Dataset entries:
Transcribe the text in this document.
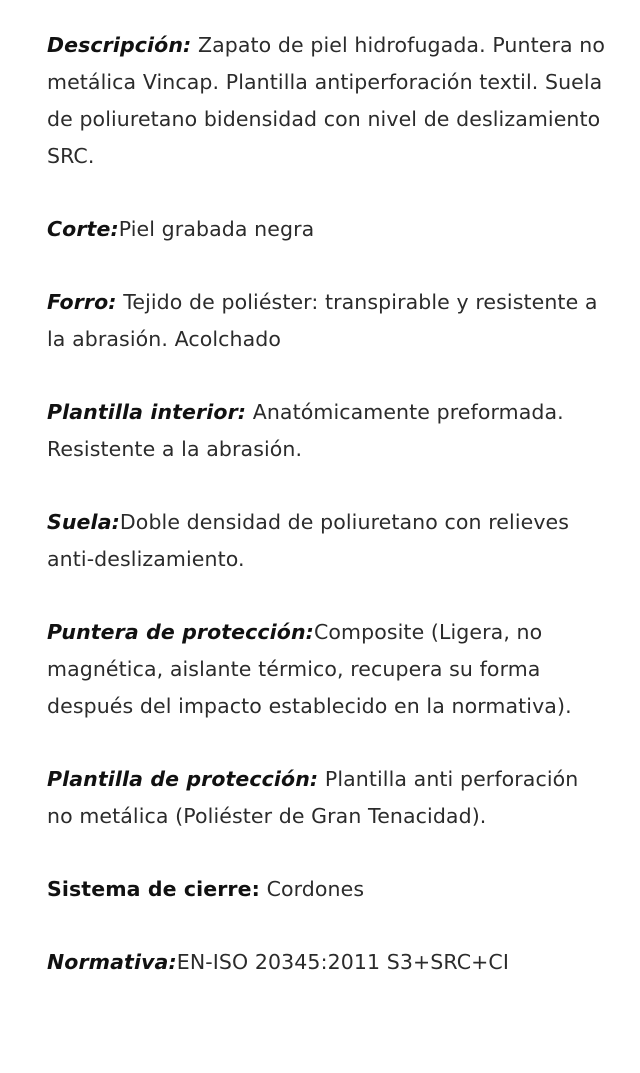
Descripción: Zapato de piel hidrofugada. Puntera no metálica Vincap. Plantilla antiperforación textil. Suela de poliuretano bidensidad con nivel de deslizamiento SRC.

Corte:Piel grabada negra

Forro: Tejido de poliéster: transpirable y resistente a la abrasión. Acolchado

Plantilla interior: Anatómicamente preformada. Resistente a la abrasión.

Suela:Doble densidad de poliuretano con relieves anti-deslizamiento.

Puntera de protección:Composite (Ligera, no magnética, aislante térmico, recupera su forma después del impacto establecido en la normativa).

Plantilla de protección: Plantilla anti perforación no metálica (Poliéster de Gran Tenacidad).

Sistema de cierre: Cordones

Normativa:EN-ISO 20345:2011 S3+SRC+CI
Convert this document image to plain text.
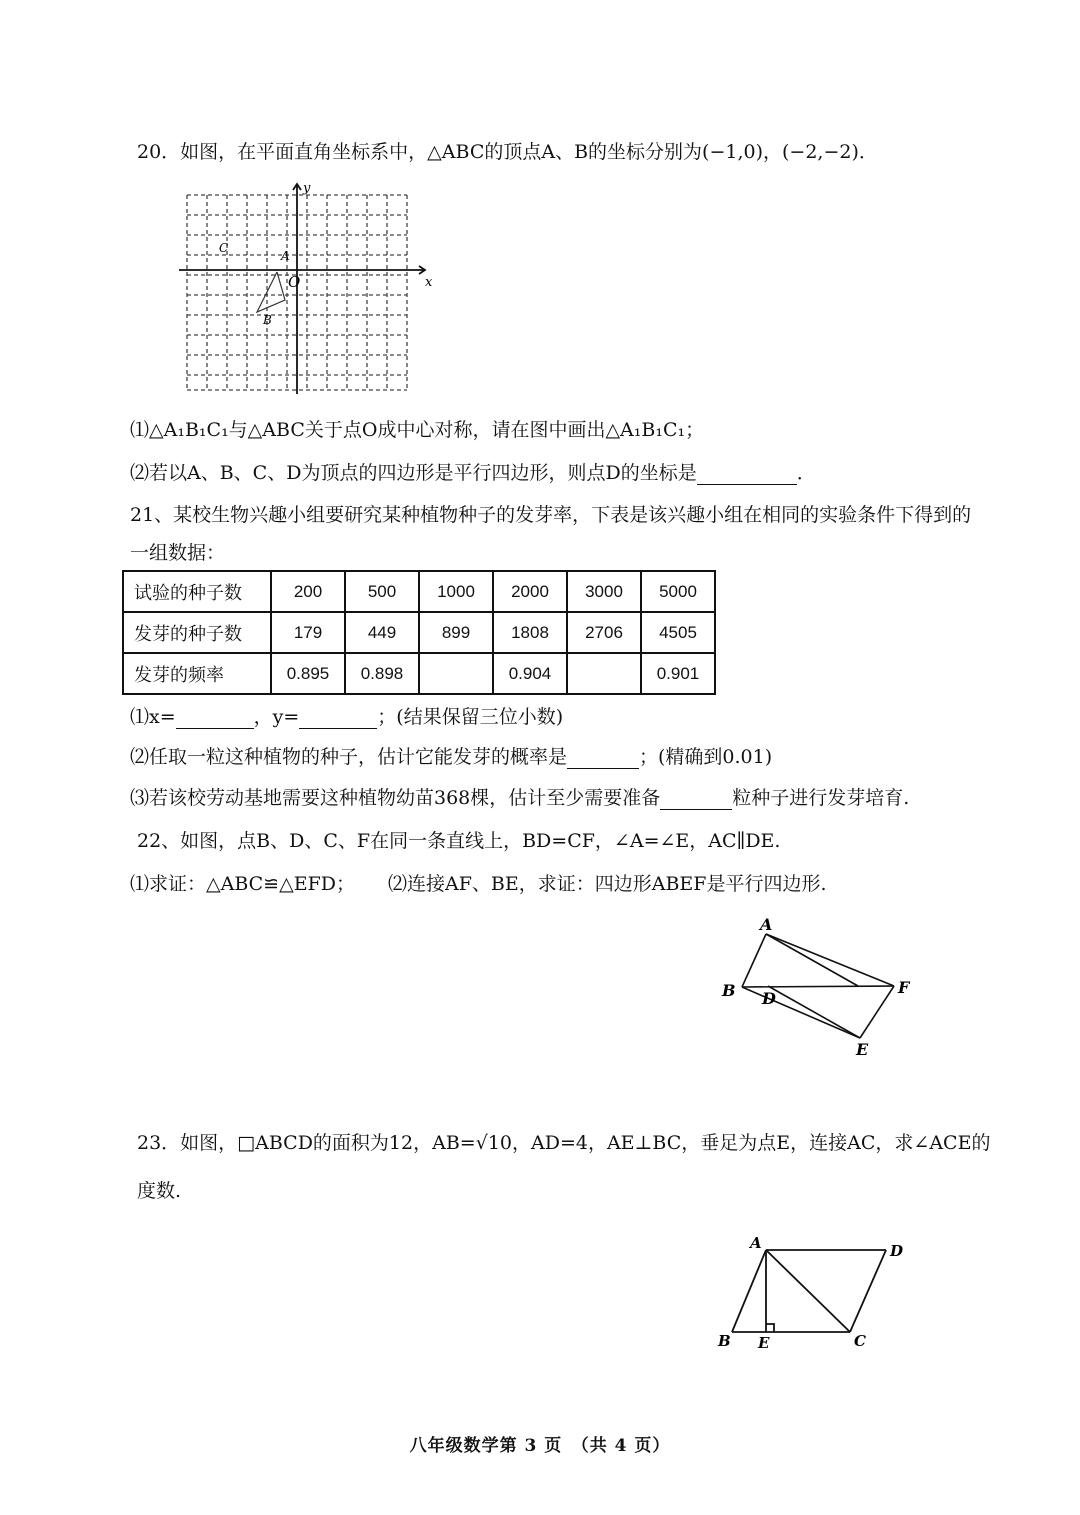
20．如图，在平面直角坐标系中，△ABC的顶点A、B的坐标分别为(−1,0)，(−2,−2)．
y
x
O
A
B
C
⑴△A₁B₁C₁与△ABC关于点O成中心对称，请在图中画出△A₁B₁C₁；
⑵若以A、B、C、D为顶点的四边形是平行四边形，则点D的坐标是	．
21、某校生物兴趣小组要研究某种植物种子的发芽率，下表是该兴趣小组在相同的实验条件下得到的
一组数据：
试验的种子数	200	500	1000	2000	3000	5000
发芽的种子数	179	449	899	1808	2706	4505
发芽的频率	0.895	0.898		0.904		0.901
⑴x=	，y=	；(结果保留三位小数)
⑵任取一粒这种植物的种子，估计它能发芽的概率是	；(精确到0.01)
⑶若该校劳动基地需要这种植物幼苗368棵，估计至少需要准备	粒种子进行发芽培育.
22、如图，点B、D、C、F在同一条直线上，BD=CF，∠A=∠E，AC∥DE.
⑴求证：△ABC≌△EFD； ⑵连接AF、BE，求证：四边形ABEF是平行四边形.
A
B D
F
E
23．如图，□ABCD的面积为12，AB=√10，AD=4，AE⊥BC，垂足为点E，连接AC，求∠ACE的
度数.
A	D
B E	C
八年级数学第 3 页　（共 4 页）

Written instruction: Pull out every line holding "Puntera" from the records above, and copy it.

Finished answer:
Descripción: Zapato de piel hidrofugada. Puntera no metálica Vincap. Plantilla antiperforación textil. Suela de poliuretano bidensidad con nivel de deslizamiento SRC.
Puntera de protección:Composite (Ligera, no magnética, aislante térmico, recupera su forma después del impacto establecido en la normativa).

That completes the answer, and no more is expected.